** Start of RECORD SET **

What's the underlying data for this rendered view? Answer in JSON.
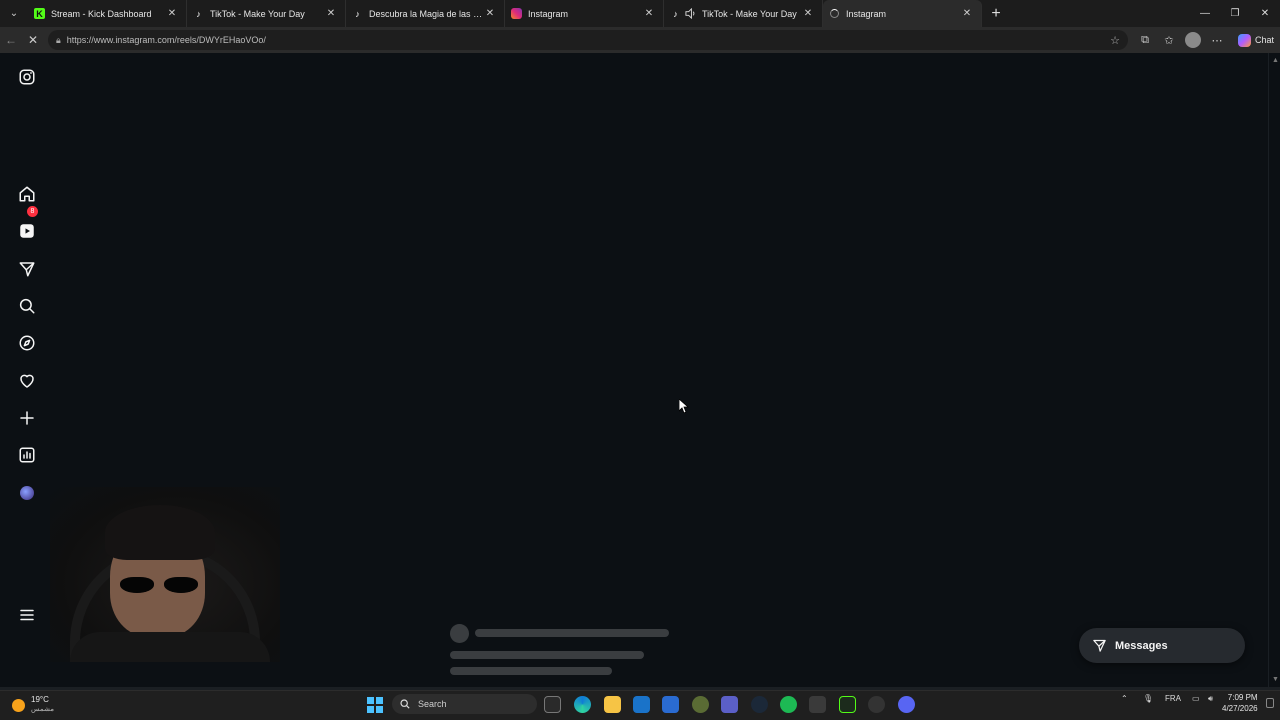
{
  "browser": {
    "tabs": [
      {
        "title": "Stream - Kick Dashboard",
        "favicon": "kick-logo-icon",
        "active": false
      },
      {
        "title": "TikTok - Make Your Day",
        "favicon": "tiktok-logo-icon",
        "active": false
      },
      {
        "title": "Descubra la Magia de las Flores de",
        "favicon": "tiktok-logo-icon",
        "active": false
      },
      {
        "title": "Instagram",
        "favicon": "instagram-logo-icon",
        "active": false
      },
      {
        "title": "TikTok - Make Your Day",
        "favicon": "tiktok-logo-icon",
        "muted_icon": "speaker-icon",
        "active": false
      },
      {
        "title": "Instagram",
        "favicon": "loading-spinner-icon",
        "active": true
      }
    ],
    "url": "https://www.instagram.com/reels/DWYrEHaoVOo/",
    "chat_label": "Chat"
  },
  "sidebar": {
    "icons": [
      "instagram-logo-icon",
      "home-icon",
      "reels-icon",
      "direct-messages-icon",
      "search-icon",
      "explore-icon",
      "notifications-heart-icon",
      "create-plus-icon",
      "dashboard-icon",
      "profile-avatar",
      "more-menu-icon"
    ],
    "notification_badge": "8"
  },
  "messages_button": {
    "label": "Messages"
  },
  "taskbar": {
    "weather": {
      "temp": "19°C",
      "condition": "مشمس"
    },
    "search_placeholder": "Search",
    "language": "FRA",
    "time": "7:09 PM",
    "date": "4/27/2026"
  },
  "colors": {
    "page_bg": "#0c1014",
    "badge": "#ff3040",
    "skeleton": "#3a3d40",
    "messages_bg": "#262a2f"
  }
}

** End of RECORD SET **

[DIRECTIONS FOR THIS TASK] Transcribe the material exactly, and leave out whatever pictures it holds.

[THE OUTPUT]
What's the underlying data for this rendered view? Answer in JSON.
{
  "browser": {
    "tabs": [
      {
        "title": "Stream - Kick Dashboard",
        "favicon": "kick-logo-icon",
        "active": false
      },
      {
        "title": "TikTok - Make Your Day",
        "favicon": "tiktok-logo-icon",
        "active": false
      },
      {
        "title": "Descubra la Magia de las Flores de",
        "favicon": "tiktok-logo-icon",
        "active": false
      },
      {
        "title": "Instagram",
        "favicon": "instagram-logo-icon",
        "active": false
      },
      {
        "title": "TikTok - Make Your Day",
        "favicon": "tiktok-logo-icon",
        "muted_icon": "speaker-icon",
        "active": false
      },
      {
        "title": "Instagram",
        "favicon": "loading-spinner-icon",
        "active": true
      }
    ],
    "url": "https://www.instagram.com/reels/DWYrEHaoVOo/",
    "chat_label": "Chat"
  },
  "sidebar": {
    "icons": [
      "instagram-logo-icon",
      "home-icon",
      "reels-icon",
      "direct-messages-icon",
      "search-icon",
      "explore-icon",
      "notifications-heart-icon",
      "create-plus-icon",
      "dashboard-icon",
      "profile-avatar",
      "more-menu-icon"
    ],
    "notification_badge": "8"
  },
  "messages_button": {
    "label": "Messages"
  },
  "taskbar": {
    "weather": {
      "temp": "19°C",
      "condition": "مشمس"
    },
    "search_placeholder": "Search",
    "language": "FRA",
    "time": "7:09 PM",
    "date": "4/27/2026"
  },
  "colors": {
    "page_bg": "#0c1014",
    "badge": "#ff3040",
    "skeleton": "#3a3d40",
    "messages_bg": "#262a2f"
  }
}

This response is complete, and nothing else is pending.